# EXTRACT PROVIDED:
I talk about plot quite often on this blog. In Hollywood, a film can still do well without a good plot if it is well-directed or acted, has great action scenes, or generally contains lots of eye-candy (see: Avatar). For novels, plot is considerably more important, though, again, not strictly a necessity. Instead of being able to fall back on a great actor, director, or visual effects artist, a novelist without a plot can create an interesting setting, or write so well that plot becomes secondary to his or her style.
So what about videogames?
Better yet, why should we even care about the plot of a videogame?
It's an understatement to say that games have come a long way in the past quarter-century. Thirty years ago today, the world met Pac-Man. Twenty-five years ago, North America saw the first Famicom, or Nintendo Entertainment System, along with everyone but John McCain's favorite plumber, Mario. At that time, the pinnacle of electronic home entertainment was an 8-bit man in overalls hopping across platforms as he bounces on the heads of mushroom men and evil turtles. Any background or story pretty much spawned from what you made of the game's pixelated world.

# PROVIDED INFORMATION:
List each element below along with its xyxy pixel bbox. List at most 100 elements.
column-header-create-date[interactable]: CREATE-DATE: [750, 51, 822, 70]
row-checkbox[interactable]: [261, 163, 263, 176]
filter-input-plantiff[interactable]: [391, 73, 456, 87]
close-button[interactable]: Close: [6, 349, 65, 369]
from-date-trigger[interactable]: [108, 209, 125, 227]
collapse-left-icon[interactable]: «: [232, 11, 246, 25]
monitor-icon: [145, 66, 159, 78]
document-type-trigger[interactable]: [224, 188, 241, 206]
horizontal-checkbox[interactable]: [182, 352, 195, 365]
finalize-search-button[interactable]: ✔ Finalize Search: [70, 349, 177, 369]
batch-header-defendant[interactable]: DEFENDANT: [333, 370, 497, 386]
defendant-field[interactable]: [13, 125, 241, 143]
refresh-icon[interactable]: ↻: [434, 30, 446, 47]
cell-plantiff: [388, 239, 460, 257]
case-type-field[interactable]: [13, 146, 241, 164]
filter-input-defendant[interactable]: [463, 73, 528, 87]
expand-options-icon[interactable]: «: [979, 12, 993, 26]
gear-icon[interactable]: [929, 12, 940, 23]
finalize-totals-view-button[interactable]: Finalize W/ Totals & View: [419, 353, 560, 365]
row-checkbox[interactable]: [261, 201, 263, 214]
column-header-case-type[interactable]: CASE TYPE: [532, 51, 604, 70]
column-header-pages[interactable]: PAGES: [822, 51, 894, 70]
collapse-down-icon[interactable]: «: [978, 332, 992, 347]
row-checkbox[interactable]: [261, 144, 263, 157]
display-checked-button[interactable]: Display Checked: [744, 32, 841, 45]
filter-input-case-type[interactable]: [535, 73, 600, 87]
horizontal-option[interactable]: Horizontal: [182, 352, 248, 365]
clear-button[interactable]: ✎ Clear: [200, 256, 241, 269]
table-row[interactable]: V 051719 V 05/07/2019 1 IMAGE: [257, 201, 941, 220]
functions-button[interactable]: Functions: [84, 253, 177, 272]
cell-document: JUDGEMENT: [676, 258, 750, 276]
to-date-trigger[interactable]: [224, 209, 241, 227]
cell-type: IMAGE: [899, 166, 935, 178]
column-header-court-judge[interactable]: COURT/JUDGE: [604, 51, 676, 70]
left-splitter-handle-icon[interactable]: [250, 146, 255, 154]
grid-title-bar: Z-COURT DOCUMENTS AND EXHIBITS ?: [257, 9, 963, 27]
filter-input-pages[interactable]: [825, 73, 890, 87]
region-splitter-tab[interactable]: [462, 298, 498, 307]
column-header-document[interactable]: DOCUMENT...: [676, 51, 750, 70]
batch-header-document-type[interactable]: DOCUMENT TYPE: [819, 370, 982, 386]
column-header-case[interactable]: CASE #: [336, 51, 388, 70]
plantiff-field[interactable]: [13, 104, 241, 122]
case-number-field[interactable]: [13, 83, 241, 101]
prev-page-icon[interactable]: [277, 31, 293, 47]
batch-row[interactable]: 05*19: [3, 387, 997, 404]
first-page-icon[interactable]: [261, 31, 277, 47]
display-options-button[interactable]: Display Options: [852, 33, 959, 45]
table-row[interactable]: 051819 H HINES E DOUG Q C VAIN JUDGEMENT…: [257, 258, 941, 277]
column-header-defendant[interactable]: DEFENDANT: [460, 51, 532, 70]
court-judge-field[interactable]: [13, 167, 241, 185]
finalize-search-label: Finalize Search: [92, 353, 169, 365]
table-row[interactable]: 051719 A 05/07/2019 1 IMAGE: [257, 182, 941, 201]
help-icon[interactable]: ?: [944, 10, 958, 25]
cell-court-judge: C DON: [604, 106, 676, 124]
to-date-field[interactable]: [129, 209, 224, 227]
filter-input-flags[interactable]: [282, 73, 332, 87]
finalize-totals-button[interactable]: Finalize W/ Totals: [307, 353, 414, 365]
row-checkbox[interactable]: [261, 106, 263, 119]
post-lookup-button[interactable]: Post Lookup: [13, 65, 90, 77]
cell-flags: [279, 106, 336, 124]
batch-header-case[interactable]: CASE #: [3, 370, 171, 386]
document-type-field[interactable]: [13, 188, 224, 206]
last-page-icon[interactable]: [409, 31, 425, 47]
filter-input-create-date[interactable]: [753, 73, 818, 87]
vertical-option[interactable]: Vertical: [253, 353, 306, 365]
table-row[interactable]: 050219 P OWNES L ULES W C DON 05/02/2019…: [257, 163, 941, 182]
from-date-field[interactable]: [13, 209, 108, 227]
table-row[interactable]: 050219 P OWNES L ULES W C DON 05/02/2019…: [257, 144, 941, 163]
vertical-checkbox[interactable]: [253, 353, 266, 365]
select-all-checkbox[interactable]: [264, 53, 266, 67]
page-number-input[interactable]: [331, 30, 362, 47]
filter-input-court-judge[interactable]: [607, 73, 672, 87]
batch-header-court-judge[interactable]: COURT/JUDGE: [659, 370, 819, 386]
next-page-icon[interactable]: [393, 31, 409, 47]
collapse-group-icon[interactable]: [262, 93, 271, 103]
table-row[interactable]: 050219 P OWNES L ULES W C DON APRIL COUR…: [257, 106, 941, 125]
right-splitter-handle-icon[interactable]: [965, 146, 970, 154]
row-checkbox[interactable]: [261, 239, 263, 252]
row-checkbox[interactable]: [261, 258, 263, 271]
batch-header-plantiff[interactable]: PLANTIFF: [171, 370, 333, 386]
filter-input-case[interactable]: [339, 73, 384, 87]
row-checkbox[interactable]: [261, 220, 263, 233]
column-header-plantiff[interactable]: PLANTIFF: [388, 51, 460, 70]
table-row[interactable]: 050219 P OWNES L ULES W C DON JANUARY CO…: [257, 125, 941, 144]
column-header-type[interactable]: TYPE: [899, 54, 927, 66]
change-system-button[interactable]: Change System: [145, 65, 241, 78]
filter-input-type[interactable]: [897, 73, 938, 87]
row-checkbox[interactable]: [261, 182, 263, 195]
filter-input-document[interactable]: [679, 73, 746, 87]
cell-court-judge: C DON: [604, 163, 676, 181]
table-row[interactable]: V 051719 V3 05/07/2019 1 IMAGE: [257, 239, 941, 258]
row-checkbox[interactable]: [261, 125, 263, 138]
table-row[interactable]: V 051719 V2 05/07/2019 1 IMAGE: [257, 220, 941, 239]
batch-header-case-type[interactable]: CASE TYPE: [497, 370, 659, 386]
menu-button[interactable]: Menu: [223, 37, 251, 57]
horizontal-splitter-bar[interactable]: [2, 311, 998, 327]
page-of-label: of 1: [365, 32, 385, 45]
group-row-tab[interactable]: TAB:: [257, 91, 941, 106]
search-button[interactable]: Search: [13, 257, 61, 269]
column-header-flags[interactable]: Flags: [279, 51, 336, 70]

# PROBLEMS:
1) According to the blog post about plot, what can help a Hollywood film do well even without a good plot? List every item it names.
2) From the blog post about plot, write out word for word the passage that begins at the words "I talk about" and stops after the words "of a videogame?".
Use only the text itself.

# RESULTS OF THE EXERCISE:
1)
- Being well-directed
- Being well-acted
- Great action scenes
- Lots of eye-candy

2)
I talk about plot quite often on this blog. In Hollywood, a film can still do well without a good plot if it is well-directed or acted, has great action scenes, or generally contains lots of eye-candy (see: Avatar). For novels, plot is considerably more important, though, again, not strictly a necessity. Instead of being able to fall back on a great actor, director, or visual effects artist, a novelist without a plot can create an interesting setting, or write so well that plot becomes secondary to his or her style.
So what about videogames?
Better yet, why should we even care about the plot of a videogame?